## WHAT IS ASKED
Search the data for the word "Other" and copy every line where it occurs.

##### DATA FOR THIS TASK #####

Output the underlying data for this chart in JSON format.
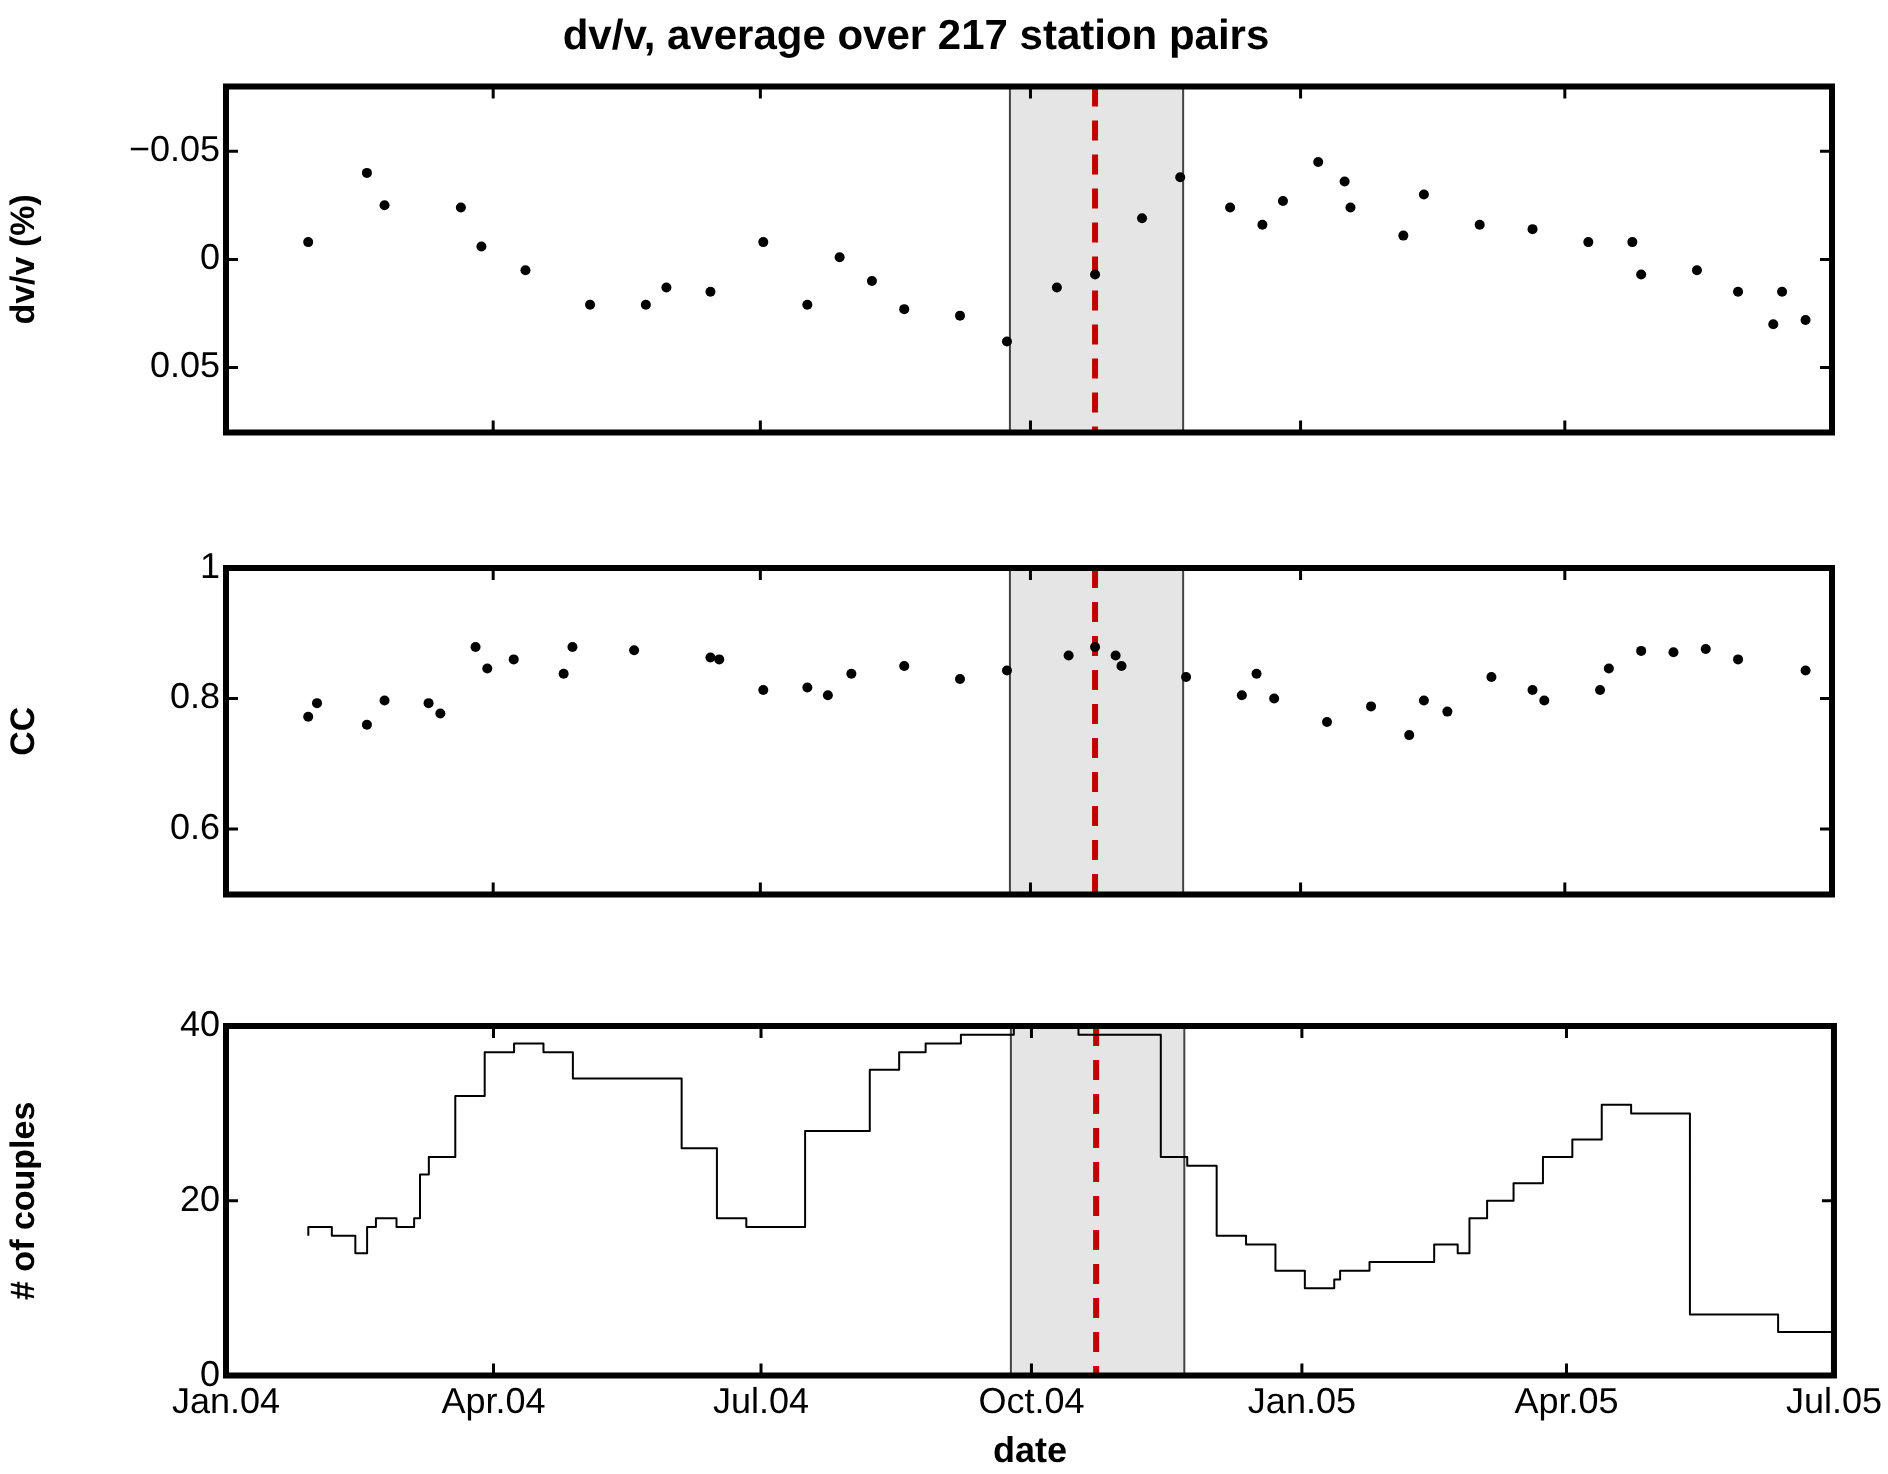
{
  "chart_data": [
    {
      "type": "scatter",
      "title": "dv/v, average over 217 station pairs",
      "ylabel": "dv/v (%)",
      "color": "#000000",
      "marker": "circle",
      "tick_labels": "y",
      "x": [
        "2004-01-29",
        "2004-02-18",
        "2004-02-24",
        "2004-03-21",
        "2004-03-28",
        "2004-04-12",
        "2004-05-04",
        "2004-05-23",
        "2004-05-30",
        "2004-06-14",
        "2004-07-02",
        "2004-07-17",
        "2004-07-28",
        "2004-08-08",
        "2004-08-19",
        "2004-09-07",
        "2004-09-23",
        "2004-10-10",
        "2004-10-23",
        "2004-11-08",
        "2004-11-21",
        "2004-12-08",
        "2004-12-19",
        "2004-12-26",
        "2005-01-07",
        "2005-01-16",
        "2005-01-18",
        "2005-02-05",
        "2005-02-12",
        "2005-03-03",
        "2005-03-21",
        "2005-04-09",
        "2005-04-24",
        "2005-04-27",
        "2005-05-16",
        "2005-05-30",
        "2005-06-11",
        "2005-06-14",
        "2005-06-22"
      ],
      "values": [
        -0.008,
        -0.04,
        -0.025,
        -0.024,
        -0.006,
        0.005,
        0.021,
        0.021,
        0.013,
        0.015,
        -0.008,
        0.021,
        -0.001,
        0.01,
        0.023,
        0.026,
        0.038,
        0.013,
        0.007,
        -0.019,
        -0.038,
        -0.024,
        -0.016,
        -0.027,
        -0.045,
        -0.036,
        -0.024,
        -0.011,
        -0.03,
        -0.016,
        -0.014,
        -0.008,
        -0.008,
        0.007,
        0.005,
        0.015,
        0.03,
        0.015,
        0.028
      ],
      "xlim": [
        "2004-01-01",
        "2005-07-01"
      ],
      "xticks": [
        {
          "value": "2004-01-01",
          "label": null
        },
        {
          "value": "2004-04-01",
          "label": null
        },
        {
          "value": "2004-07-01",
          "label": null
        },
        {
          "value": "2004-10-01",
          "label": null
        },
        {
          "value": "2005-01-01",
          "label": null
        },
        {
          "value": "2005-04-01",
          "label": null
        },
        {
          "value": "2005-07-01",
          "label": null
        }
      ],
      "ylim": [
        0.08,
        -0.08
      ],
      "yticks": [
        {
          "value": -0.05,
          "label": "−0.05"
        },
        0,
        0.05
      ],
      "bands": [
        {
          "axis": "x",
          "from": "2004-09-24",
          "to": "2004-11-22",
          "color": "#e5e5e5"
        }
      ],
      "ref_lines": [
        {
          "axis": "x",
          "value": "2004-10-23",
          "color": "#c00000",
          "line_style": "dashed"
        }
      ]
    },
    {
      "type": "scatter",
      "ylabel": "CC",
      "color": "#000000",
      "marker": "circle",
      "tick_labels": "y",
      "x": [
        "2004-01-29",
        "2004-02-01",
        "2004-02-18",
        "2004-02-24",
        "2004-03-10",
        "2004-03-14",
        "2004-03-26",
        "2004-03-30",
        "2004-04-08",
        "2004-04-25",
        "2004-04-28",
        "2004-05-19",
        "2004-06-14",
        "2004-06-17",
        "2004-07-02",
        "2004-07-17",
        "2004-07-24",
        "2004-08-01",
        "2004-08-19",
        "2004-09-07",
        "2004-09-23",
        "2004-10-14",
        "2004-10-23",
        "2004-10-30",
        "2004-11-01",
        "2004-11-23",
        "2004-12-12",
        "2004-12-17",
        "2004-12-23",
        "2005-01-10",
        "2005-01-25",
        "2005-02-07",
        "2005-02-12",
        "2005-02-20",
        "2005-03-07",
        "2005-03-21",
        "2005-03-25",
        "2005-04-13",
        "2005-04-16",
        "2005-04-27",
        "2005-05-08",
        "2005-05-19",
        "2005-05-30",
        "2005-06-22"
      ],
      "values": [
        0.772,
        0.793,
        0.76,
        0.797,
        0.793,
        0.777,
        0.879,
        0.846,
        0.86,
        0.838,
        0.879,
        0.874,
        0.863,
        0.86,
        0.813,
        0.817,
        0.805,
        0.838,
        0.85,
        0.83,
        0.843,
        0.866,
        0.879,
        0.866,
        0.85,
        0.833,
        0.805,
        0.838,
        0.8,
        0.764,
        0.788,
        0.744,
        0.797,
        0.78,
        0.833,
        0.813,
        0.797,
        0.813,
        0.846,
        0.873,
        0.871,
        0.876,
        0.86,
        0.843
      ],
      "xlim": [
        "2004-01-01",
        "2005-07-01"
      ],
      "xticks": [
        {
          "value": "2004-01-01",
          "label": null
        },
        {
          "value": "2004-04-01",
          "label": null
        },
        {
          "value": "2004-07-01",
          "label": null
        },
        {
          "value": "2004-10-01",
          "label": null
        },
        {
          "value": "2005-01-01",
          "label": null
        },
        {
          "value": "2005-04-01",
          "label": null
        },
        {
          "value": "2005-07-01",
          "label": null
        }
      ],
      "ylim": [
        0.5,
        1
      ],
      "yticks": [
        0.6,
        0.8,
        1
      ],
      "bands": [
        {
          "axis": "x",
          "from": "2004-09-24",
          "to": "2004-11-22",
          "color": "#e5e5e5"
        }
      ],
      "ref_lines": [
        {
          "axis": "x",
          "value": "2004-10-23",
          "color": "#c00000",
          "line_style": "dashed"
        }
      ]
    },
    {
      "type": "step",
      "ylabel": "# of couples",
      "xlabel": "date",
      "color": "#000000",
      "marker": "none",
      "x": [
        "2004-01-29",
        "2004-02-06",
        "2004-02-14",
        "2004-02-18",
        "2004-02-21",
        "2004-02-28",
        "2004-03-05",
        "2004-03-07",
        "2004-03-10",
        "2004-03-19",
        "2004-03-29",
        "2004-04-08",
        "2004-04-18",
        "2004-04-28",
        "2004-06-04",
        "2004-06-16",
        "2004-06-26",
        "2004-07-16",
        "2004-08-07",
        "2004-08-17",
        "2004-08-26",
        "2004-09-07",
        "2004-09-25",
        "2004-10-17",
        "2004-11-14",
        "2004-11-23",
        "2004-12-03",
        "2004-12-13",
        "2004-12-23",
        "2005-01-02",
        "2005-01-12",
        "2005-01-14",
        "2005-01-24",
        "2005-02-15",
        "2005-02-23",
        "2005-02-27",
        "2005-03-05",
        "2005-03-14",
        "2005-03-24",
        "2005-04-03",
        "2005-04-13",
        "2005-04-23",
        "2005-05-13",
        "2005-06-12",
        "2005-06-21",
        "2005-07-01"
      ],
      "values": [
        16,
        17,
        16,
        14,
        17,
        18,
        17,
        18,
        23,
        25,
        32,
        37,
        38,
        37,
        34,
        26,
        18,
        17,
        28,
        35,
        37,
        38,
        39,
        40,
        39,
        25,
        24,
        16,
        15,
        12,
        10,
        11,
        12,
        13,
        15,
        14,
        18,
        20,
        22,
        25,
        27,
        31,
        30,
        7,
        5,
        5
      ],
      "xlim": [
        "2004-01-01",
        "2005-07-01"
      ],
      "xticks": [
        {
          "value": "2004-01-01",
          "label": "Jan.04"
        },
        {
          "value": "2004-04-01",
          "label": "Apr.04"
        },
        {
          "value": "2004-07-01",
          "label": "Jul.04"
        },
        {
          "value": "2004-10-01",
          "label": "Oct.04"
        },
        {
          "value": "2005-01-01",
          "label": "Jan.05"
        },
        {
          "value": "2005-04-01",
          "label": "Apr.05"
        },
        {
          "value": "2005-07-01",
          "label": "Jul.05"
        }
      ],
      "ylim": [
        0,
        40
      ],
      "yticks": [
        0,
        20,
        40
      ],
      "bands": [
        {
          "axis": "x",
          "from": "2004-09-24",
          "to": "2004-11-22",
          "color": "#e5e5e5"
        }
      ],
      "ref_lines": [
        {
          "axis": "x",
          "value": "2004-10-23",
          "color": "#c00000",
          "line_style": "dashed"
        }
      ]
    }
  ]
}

#####
##### DATA FOR THIS TASK #####

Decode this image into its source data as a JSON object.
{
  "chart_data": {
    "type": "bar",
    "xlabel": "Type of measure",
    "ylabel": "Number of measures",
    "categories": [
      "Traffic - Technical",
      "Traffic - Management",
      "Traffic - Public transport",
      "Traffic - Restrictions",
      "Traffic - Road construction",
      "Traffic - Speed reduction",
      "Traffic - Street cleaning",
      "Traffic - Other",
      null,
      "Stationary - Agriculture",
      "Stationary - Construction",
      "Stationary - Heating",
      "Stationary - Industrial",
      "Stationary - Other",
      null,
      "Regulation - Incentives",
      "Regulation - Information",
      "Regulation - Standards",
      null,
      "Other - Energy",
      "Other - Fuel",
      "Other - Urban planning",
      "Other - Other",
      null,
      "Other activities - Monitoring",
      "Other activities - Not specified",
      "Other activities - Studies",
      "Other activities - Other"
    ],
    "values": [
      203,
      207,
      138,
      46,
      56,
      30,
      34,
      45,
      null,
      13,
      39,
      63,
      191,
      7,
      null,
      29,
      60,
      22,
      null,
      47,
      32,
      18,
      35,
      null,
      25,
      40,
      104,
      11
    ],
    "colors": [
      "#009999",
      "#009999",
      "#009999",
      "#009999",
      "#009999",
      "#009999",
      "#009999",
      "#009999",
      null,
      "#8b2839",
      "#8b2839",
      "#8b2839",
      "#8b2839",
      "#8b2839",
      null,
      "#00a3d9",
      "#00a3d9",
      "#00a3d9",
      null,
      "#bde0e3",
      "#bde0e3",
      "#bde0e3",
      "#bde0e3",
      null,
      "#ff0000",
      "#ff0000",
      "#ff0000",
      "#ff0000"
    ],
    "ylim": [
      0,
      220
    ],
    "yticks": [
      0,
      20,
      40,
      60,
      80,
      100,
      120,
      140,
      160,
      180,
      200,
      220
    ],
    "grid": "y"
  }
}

#####

## SOLUTION FOR THIS PROBLEM
      "Traffic - Other",
      "Stationary - Other",
      "Other - Energy",
      "Other - Fuel",
      "Other - Urban planning",
      "Other - Other",
      "Other activities - Monitoring",
      "Other activities - Not specified",
      "Other activities - Studies",
      "Other activities - Other"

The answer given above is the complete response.